- What you need to do
Please set down all the lines beneath this one exactly, without the pictures.

- Task material
:::

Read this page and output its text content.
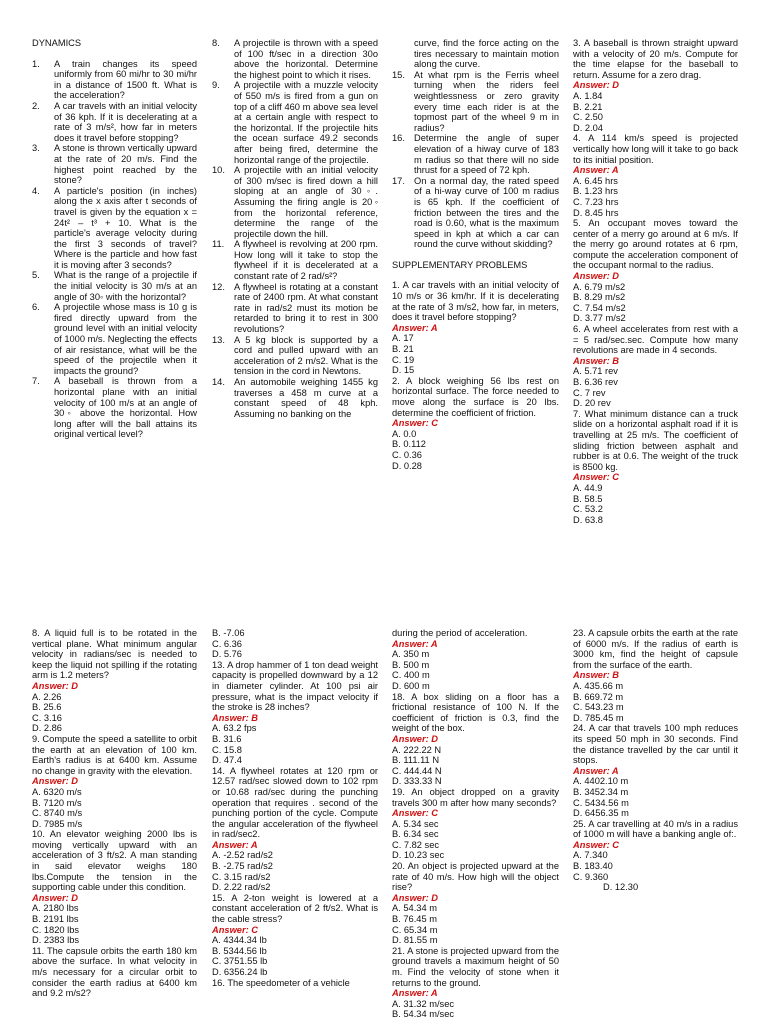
DYNAMICS
1.	A train changes its speed uniformly from 60 mi/hr to 30 mi/hr in a distance of 1500 ft. What is the acceleration?
2.	A car travels with an initial velocity of 36 kph. If it is decelerating at a rate of 3 m/s², how far in meters does it travel before stopping?
3.	A stone is thrown vertically upward at the rate of 20 m/s. Find the highest point reached by the stone?
4.	A particle's position (in inches) along the x axis after t seconds of travel is given by the equation x = 24t² – t³ + 10. What is the particle's average velocity during the first 3 seconds of travel? Where is the particle and how fast it is moving after 3 seconds?
5.	What is the range of a projectile if the initial velocity is 30 m/s at an angle of 30◦ with the horizontal?
6.	A projectile whose mass is 10 g is fired directly upward from the ground level with an initial velocity of 1000 m/s. Neglecting the effects of air resistance, what will be the speed of the projectile when it impacts the ground?
7.	A baseball is thrown from a horizontal plane with an initial velocity of 100 m/s at an angle of 30◦ above the horizontal. How long after will the ball attains its original vertical level?
8.	A projectile is thrown with a speed of 100 ft/sec in a direction 30o above the horizontal. Determine the highest point to which it rises.
9.	A projectile with a muzzle velocity of 550 m/s is fired from a gun on top of a cliff 460 m above sea level at a certain angle with respect to the horizontal. If the projectile hits the ocean surface 49.2 seconds after being fired, determine the horizontal range of the projectile.
10. A projectile with an initial velocity of 300 m/sec is fired down a hill sloping at an angle of 30◦. Assuming the firing angle is 20◦ from the horizontal reference, determine the range of the projectile down the hill.
11.	A flywheel is revolving at 200 rpm. How long will it take to stop the flywheel if it is decelerated at a constant rate of 2 rad/s²?
12. A flywheel is rotating at a constant rate of 2400 rpm. At what constant rate in rad/s2 must its motion be retarded to bring it to rest in 300 revolutions?
13. A 5 kg block is supported by a cord and pulled upward with an acceleration of 2 m/s2. What is the tension in the cord in Newtons.
14. An automobile weighing 1455 kg traverses a 458 m curve at a constant speed of 48 kph. Assuming no banking on the
curve, find the force acting on the tires necessary to maintain motion along the curve.
15. At what rpm is the Ferris wheel turning when the riders feel weightlessness or zero gravity every time each rider is at the topmost part of the wheel 9 m in radius?
16. Determine the angle of super elevation of a hiway curve of 183 m radius so that there will no side thrust for a speed of 72 kph.
17. On a normal day, the rated speed of a hi-way curve of 100 m radius is 65 kph. If the coefficient of friction between the tires and the road is 0.60, what is the maximum speed in kph at which a car can round the curve without skidding?
SUPPLEMENTARY PROBLEMS
1. A car travels with an initial velocity of 10 m/s or 36 km/hr. If it is decelerating at the rate of 3 m/s2, how far, in meters, does it travel before stopping?
Answer: A
A. 17
B. 21
C. 19
D. 15
2. A block weighing 56 lbs rest on horizontal surface. The force needed to move along the surface is 20 lbs. determine the coefficient of friction.
Answer: C
A. 0.0
B. 0.112
C. 0.36
D. 0.28
3. A baseball is thrown straight upward with a velocity of 20 m/s. Compute for the time elapse for the baseball to return. Assume for a zero drag.
Answer: D
A. 1.84
B. 2.21
C. 2.50
D. 2.04
4. A 114 km/s speed is projected vertically how long will it take to go back to its initial position.
Answer: A
A. 6.45 hrs
B. 1.23 hrs
C. 7.23 hrs
D. 8.45 hrs
5. An occupant moves toward the center of a merry go around at 6 m/s. If the merry go around rotates at 6 rpm, compute the acceleration component of the occupant normal to the radius.
Answer: D
A. 6.79 m/s2
B. 8.29 m/s2
C. 7.54 m/s2
D. 3.77 m/s2
6. A wheel accelerates from rest with a = 5 rad/sec.sec. Compute how many revolutions are made in 4 seconds.
Answer: B
A. 5.71 rev
B. 6.36 rev
C. 7 rev
D. 20 rev
7. What minimum distance can a truck slide on a horizontal asphalt road if it is travelling at 25 m/s. The coefficient of sliding friction between asphalt and rubber is at 0.6. The weight of the truck is 8500 kg.
Answer: C
A. 44.9
B. 58.5
C. 53.2
D. 63.8
8. A liquid full is to be rotated in the vertical plane. What minimum angular velocity in radians/sec is needed to keep the liquid not spilling if the rotating arm is 1.2 meters?
Answer: D
A. 2.26
B. 25.6
C. 3.16
D. 2.86
9. Compute the speed a satellite to orbit the earth at an elevation of 100 km. Earth's radius is at 6400 km. Assume no change in gravity with the elevation.
Answer: D
A. 6320 m/s
B. 7120 m/s
C. 8740 m/s
D. 7985 m/s
10. An elevator weighing 2000 lbs is moving vertically upward with an acceleration of 3 ft/s2. A man standing in said elevator weighs 180 lbs.Compute the tension in the supporting cable under this condition.
Answer: D
A. 2180 lbs
B. 2191 lbs
C. 1820 lbs
D. 2383 lbs
11. The capsule orbits the earth 180 km above the surface. In what velocity in m/s necessary for a circular orbit to consider the earth radius at 6400 km and 9.2 m/s2?
B. -7.06
C. 6.36
D. 5.76
13. A drop hammer of 1 ton dead weight capacity is propelled downward by a 12 in diameter cylinder. At 100 psi air pressure, what is the impact velocity if the stroke is 28 inches?
Answer: B
A. 63.2 fps
B. 31.6
C. 15.8
D. 47.4
14. A flywheel rotates at 120 rpm or 12.57 rad/sec slowed down to 102 rpm or 10.68 rad/sec during the punching operation that requires . second of the punching portion of the cycle. Compute the angular acceleration of the flywheel in rad/sec2.
Answer: A
A. -2.52 rad/s2
B. -2.75 rad/s2
C. 3.15 rad/s2
D. 2.22 rad/s2
15. A 2-ton weight is lowered at a constant acceleration of 2 ft/s2. What is the cable stress?
Answer: C
A. 4344.34 lb
B. 5344.56 lb
C. 3751.55 lb
D. 6356.24 lb
16. The speedometer of a vehicle
during the period of acceleration.
Answer: A
A. 350 m
B. 500 m
C. 400 m
D. 600 m
18. A box sliding on a floor has a frictional resistance of 100 N. If the coefficient of friction is 0.3, find the weight of the box.
Answer: D
A. 222.22 N
B. 111.11 N
C. 444.44 N
D. 333.33 N
19. An object dropped on a gravity travels 300 m after how many seconds?
Answer: C
A. 5.34 sec
B. 6.34 sec
C. 7.82 sec
D. 10.23 sec
20. An object is projected upward at the rate of 40 m/s. How high will the object rise?
Answer: D
A. 54.34 m
B. 76.45 m
C. 65.34 m
D. 81.55 m
21. A stone is projected upward from the ground travels a maximum height of 50 m. Find the velocity of stone when it returns to the ground.
Answer: A
A. 31.32 m/sec
B. 54.34 m/sec
23. A capsule orbits the earth at the rate of 6000 m/s. If the radius of earth is 3000 km, find the height of capsule from the surface of the earth.
Answer: B
A. 435.66 m
B. 669.72 m
C. 543.23 m
D. 785.45 m
24. A car that travels 100 mph reduces its speed 50 mph in 30 seconds. Find the distance travelled by the car until it stops.
Answer: A
A. 4402.10 m
B. 3452.34 m
C. 5434.56 m
D. 6456.35 m
25. A car travelling at 40 m/s in a radius of 1000 m will have a banking angle of:.
Answer: C
A. 7.340
B. 183.40
C. 9.360
D. 12.30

:::

- Solved problem
Read this page and output its text content.
DYNAMICS
1.	A train changes its speed uniformly from 60 mi/hr to 30 mi/hr in a distance of 1500 ft. What is the acceleration?
2.	A car travels with an initial velocity of 36 kph. If it is decelerating at a rate of 3 m/s², how far in meters does it travel before stopping?
3.	A stone is thrown vertically upward at the rate of 20 m/s. Find the highest point reached by the stone?
4.	A particle's position (in inches) along the x axis after t seconds of travel is given by the equation x = 24t² – t³ + 10. What is the particle's average velocity during the first 3 seconds of travel? Where is the particle and how fast it is moving after 3 seconds?
5.	What is the range of a projectile if the initial velocity is 30 m/s at an angle of 30◦ with the horizontal?
6.	A projectile whose mass is 10 g is fired directly upward from the ground level with an initial velocity of 1000 m/s. Neglecting the effects of air resistance, what will be the speed of the projectile when it impacts the ground?
7.	A baseball is thrown from a horizontal plane with an initial velocity of 100 m/s at an angle of 30◦ above the horizontal. How long after will the ball attains its original vertical level?
8.	A projectile is thrown with a speed of 100 ft/sec in a direction 30o above the horizontal. Determine the highest point to which it rises.
9.	A projectile with a muzzle velocity of 550 m/s is fired from a gun on top of a cliff 460 m above sea level at a certain angle with respect to the horizontal. If the projectile hits the ocean surface 49.2 seconds after being fired, determine the horizontal range of the projectile.
10. A projectile with an initial velocity of 300 m/sec is fired down a hill sloping at an angle of 30◦. Assuming the firing angle is 20◦ from the horizontal reference, determine the range of the projectile down the hill.
11.	A flywheel is revolving at 200 rpm. How long will it take to stop the flywheel if it is decelerated at a constant rate of 2 rad/s²?
12. A flywheel is rotating at a constant rate of 2400 rpm. At what constant rate in rad/s2 must its motion be retarded to bring it to rest in 300 revolutions?
13. A 5 kg block is supported by a cord and pulled upward with an acceleration of 2 m/s2. What is the tension in the cord in Newtons.
14. An automobile weighing 1455 kg traverses a 458 m curve at a constant speed of 48 kph. Assuming no banking on the
curve, find the force acting on the tires necessary to maintain motion along the curve.
15. At what rpm is the Ferris wheel turning when the riders feel weightlessness or zero gravity every time each rider is at the topmost part of the wheel 9 m in radius?
16. Determine the angle of super elevation of a hiway curve of 183 m radius so that there will no side thrust for a speed of 72 kph.
17. On a normal day, the rated speed of a hi-way curve of 100 m radius is 65 kph. If the coefficient of friction between the tires and the road is 0.60, what is the maximum speed in kph at which a car can round the curve without skidding?
SUPPLEMENTARY PROBLEMS
1. A car travels with an initial velocity of 10 m/s or 36 km/hr. If it is decelerating at the rate of 3 m/s2, how far, in meters, does it travel before stopping?
Answer: A
A. 17
B. 21
C. 19
D. 15
2. A block weighing 56 lbs rest on horizontal surface. The force needed to move along the surface is 20 lbs. determine the coefficient of friction.
Answer: C
A. 0.0
B. 0.112
C. 0.36
D. 0.28
3. A baseball is thrown straight upward with a velocity of 20 m/s. Compute for the time elapse for the baseball to return. Assume for a zero drag.
Answer: D
A. 1.84
B. 2.21
C. 2.50
D. 2.04
4. A 114 km/s speed is projected vertically how long will it take to go back to its initial position.
Answer: A
A. 6.45 hrs
B. 1.23 hrs
C. 7.23 hrs
D. 8.45 hrs
5. An occupant moves toward the center of a merry go around at 6 m/s. If the merry go around rotates at 6 rpm, compute the acceleration component of the occupant normal to the radius.
Answer: D
A. 6.79 m/s2
B. 8.29 m/s2
C. 7.54 m/s2
D. 3.77 m/s2
6. A wheel accelerates from rest with a = 5 rad/sec.sec. Compute how many revolutions are made in 4 seconds.
Answer: B
A. 5.71 rev
B. 6.36 rev
C. 7 rev
D. 20 rev
7. What minimum distance can a truck slide on a horizontal asphalt road if it is travelling at 25 m/s. The coefficient of sliding friction between asphalt and rubber is at 0.6. The weight of the truck is 8500 kg.
Answer: C
A. 44.9
B. 58.5
C. 53.2
D. 63.8
8. A liquid full is to be rotated in the vertical plane. What minimum angular velocity in radians/sec is needed to keep the liquid not spilling if the rotating arm is 1.2 meters?
Answer: D
A. 2.26
B. 25.6
C. 3.16
D. 2.86
9. Compute the speed a satellite to orbit the earth at an elevation of 100 km. Earth's radius is at 6400 km. Assume no change in gravity with the elevation.
Answer: D
A. 6320 m/s
B. 7120 m/s
C. 8740 m/s
D. 7985 m/s
10. An elevator weighing 2000 lbs is moving vertically upward with an acceleration of 3 ft/s2. A man standing in said elevator weighs 180 lbs.Compute the tension in the supporting cable under this condition.
Answer: D
A. 2180 lbs
B. 2191 lbs
C. 1820 lbs
D. 2383 lbs
11. The capsule orbits the earth 180 km above the surface. In what velocity in m/s necessary for a circular orbit to consider the earth radius at 6400 km and 9.2 m/s2?
B. -7.06
C. 6.36
D. 5.76
13. A drop hammer of 1 ton dead weight capacity is propelled downward by a 12 in diameter cylinder. At 100 psi air pressure, what is the impact velocity if the stroke is 28 inches?
Answer: B
A. 63.2 fps
B. 31.6
C. 15.8
D. 47.4
14. A flywheel rotates at 120 rpm or 12.57 rad/sec slowed down to 102 rpm or 10.68 rad/sec during the punching operation that requires . second of the punching portion of the cycle. Compute the angular acceleration of the flywheel in rad/sec2.
Answer: A
A. -2.52 rad/s2
B. -2.75 rad/s2
C. 3.15 rad/s2
D. 2.22 rad/s2
15. A 2-ton weight is lowered at a constant acceleration of 2 ft/s2. What is the cable stress?
Answer: C
A. 4344.34 lb
B. 5344.56 lb
C. 3751.55 lb
D. 6356.24 lb
16. The speedometer of a vehicle
during the period of acceleration.
Answer: A
A. 350 m
B. 500 m
C. 400 m
D. 600 m
18. A box sliding on a floor has a frictional resistance of 100 N. If the coefficient of friction is 0.3, find the weight of the box.
Answer: D
A. 222.22 N
B. 111.11 N
C. 444.44 N
D. 333.33 N
19. An object dropped on a gravity travels 300 m after how many seconds?
Answer: C
A. 5.34 sec
B. 6.34 sec
C. 7.82 sec
D. 10.23 sec
20. An object is projected upward at the rate of 40 m/s. How high will the object rise?
Answer: D
A. 54.34 m
B. 76.45 m
C. 65.34 m
D. 81.55 m
21. A stone is projected upward from the ground travels a maximum height of 50 m. Find the velocity of stone when it returns to the ground.
Answer: A
A. 31.32 m/sec
B. 54.34 m/sec
23. A capsule orbits the earth at the rate of 6000 m/s. If the radius of earth is 3000 km, find the height of capsule from the surface of the earth.
Answer: B
A. 435.66 m
B. 669.72 m
C. 543.23 m
D. 785.45 m
24. A car that travels 100 mph reduces its speed 50 mph in 30 seconds. Find the distance travelled by the car until it stops.
Answer: A
A. 4402.10 m
B. 3452.34 m
C. 5434.56 m
D. 6456.35 m
25. A car travelling at 40 m/s in a radius of 1000 m will have a banking angle of:.
Answer: C
A. 7.340
B. 183.40
C. 9.360
D. 12.30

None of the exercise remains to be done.